Dataset excerpt:

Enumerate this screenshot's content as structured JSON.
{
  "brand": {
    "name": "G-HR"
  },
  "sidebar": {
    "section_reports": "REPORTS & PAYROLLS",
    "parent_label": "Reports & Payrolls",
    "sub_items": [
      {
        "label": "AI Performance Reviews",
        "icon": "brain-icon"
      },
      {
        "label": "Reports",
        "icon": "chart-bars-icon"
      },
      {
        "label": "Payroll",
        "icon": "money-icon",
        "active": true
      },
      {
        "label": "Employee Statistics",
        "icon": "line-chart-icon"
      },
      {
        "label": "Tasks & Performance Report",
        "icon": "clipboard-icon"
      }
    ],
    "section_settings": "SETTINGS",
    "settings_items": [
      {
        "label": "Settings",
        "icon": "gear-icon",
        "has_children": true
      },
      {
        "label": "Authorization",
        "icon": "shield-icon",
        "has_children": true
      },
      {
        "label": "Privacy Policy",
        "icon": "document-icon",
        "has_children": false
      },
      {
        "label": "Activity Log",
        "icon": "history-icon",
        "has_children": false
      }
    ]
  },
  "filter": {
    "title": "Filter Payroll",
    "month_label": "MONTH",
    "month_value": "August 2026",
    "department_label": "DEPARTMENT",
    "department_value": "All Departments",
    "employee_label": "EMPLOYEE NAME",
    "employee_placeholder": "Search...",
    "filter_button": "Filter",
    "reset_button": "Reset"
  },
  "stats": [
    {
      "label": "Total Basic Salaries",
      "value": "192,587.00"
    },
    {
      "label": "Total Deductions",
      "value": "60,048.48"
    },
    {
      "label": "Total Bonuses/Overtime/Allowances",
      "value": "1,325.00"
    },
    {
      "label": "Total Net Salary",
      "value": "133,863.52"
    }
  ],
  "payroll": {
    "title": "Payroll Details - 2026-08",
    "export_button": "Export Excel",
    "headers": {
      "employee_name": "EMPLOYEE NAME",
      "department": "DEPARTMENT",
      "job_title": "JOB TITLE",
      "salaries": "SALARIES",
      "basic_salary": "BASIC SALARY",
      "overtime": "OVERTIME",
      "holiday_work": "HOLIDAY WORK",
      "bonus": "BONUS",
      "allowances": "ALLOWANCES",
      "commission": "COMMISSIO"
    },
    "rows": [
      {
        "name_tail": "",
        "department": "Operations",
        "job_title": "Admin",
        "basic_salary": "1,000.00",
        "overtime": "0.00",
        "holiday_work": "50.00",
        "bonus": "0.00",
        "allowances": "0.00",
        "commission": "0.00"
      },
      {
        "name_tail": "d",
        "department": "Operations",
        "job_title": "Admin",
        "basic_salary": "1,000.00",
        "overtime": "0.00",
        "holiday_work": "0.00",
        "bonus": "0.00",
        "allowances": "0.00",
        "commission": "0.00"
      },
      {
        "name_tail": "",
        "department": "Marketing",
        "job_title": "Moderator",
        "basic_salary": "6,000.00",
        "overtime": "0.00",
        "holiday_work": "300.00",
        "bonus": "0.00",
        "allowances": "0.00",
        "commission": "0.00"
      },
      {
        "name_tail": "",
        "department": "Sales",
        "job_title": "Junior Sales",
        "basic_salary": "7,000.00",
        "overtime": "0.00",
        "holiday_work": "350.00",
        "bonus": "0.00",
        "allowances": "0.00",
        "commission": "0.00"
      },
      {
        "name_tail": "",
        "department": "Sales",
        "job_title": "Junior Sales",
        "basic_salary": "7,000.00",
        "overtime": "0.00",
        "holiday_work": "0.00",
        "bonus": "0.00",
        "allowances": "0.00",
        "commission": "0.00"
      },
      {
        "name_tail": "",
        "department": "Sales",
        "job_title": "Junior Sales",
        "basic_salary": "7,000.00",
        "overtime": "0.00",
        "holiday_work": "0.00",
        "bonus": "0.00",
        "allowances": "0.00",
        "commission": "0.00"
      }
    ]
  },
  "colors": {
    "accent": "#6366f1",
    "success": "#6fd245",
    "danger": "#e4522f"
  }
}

**WRITTEN PROBLEM**
Identify every line above that includes the word "icon", and show those lines.

**SOLUTION FOR THIS EXERCISE**
        "icon": "brain-icon"
        "icon": "chart-bars-icon"
        "icon": "money-icon",
        "icon": "line-chart-icon"
        "icon": "clipboard-icon"
        "icon": "gear-icon",
        "icon": "shield-icon",
        "icon": "document-icon",
        "icon": "history-icon",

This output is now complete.